Written exercise —
Return the whole listing exactly as it stands.

Records for the exercise —
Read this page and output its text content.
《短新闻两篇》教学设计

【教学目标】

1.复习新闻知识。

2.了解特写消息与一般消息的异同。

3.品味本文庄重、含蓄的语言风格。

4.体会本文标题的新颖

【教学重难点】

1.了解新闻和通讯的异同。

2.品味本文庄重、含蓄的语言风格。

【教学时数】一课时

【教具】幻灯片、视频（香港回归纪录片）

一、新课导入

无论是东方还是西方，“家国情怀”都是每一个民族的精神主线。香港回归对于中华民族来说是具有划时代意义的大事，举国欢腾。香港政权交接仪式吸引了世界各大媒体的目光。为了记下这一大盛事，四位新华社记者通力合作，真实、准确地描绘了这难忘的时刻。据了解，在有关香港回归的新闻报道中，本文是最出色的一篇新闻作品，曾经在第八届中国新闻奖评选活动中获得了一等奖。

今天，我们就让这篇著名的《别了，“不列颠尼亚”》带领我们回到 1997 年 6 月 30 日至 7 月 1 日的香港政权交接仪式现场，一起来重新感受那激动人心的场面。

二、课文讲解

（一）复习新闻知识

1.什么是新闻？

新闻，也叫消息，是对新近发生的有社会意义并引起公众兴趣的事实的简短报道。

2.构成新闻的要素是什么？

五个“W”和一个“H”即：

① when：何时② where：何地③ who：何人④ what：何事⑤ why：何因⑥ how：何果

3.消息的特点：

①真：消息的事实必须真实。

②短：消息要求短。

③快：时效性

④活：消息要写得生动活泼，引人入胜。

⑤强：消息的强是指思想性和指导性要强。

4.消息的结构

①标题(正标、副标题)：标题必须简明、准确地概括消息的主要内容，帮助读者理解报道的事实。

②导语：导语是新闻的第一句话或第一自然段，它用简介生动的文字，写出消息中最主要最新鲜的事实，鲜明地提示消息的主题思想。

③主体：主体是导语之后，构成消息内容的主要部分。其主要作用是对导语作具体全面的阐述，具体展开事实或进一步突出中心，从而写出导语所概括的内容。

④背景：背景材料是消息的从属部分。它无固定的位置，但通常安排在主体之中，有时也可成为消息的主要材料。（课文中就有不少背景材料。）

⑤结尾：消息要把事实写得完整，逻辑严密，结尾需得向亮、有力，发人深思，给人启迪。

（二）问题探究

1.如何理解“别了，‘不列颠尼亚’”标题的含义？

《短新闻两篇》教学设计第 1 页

Result of this exercise —
Read this page and output its text content.
《短新闻两篇》教学设计

【教学目标】

1.复习新闻知识。

2.了解特写消息与一般消息的异同。

3.品味本文庄重、含蓄的语言风格。

4.体会本文标题的新颖

【教学重难点】

1.了解新闻和通讯的异同。

2.品味本文庄重、含蓄的语言风格。

【教学时数】一课时

【教具】幻灯片、视频（香港回归纪录片）

一、新课导入

无论是东方还是西方，“家国情怀”都是每一个民族的精神主线。香港回归对于中华民族来说是具有划时代意义的大事，举国欢腾。香港政权交接仪式吸引了世界各大媒体的目光。为了记下这一大盛事，四位新华社记者通力合作，真实、准确地描绘了这难忘的时刻。据了解，在有关香港回归的新闻报道中，本文是最出色的一篇新闻作品，曾经在第八届中国新闻奖评选活动中获得了一等奖。

今天，我们就让这篇著名的《别了，“不列颠尼亚”》带领我们回到 1997 年 6 月 30 日至 7 月 1 日的香港政权交接仪式现场，一起来重新感受那激动人心的场面。

二、课文讲解

（一）复习新闻知识

1.什么是新闻？

新闻，也叫消息，是对新近发生的有社会意义并引起公众兴趣的事实的简短报道。

2.构成新闻的要素是什么？

五个“W”和一个“H”即：

① when：何时② where：何地③ who：何人④ what：何事⑤ why：何因⑥ how：何果

3.消息的特点：

①真：消息的事实必须真实。

②短：消息要求短。

③快：时效性

④活：消息要写得生动活泼，引人入胜。

⑤强：消息的强是指思想性和指导性要强。

4.消息的结构

①标题(正标、副标题)：标题必须简明、准确地概括消息的主要内容，帮助读者理解报道的事实。

②导语：导语是新闻的第一句话或第一自然段，它用简介生动的文字，写出消息中最主要最新鲜的事实，鲜明地提示消息的主题思想。

③主体：主体是导语之后，构成消息内容的主要部分。其主要作用是对导语作具体全面的阐述，具体展开事实或进一步突出中心，从而写出导语所概括的内容。

④背景：背景材料是消息的从属部分。它无固定的位置，但通常安排在主体之中，有时也可成为消息的主要材料。（课文中就有不少背景材料。）

⑤结尾：消息要把事实写得完整，逻辑严密，结尾需得向亮、有力，发人深思，给人启迪。

（二）问题探究

1.如何理解“别了，‘不列颠尼亚’”标题的含义？

《短新闻两篇》教学设计第 1 页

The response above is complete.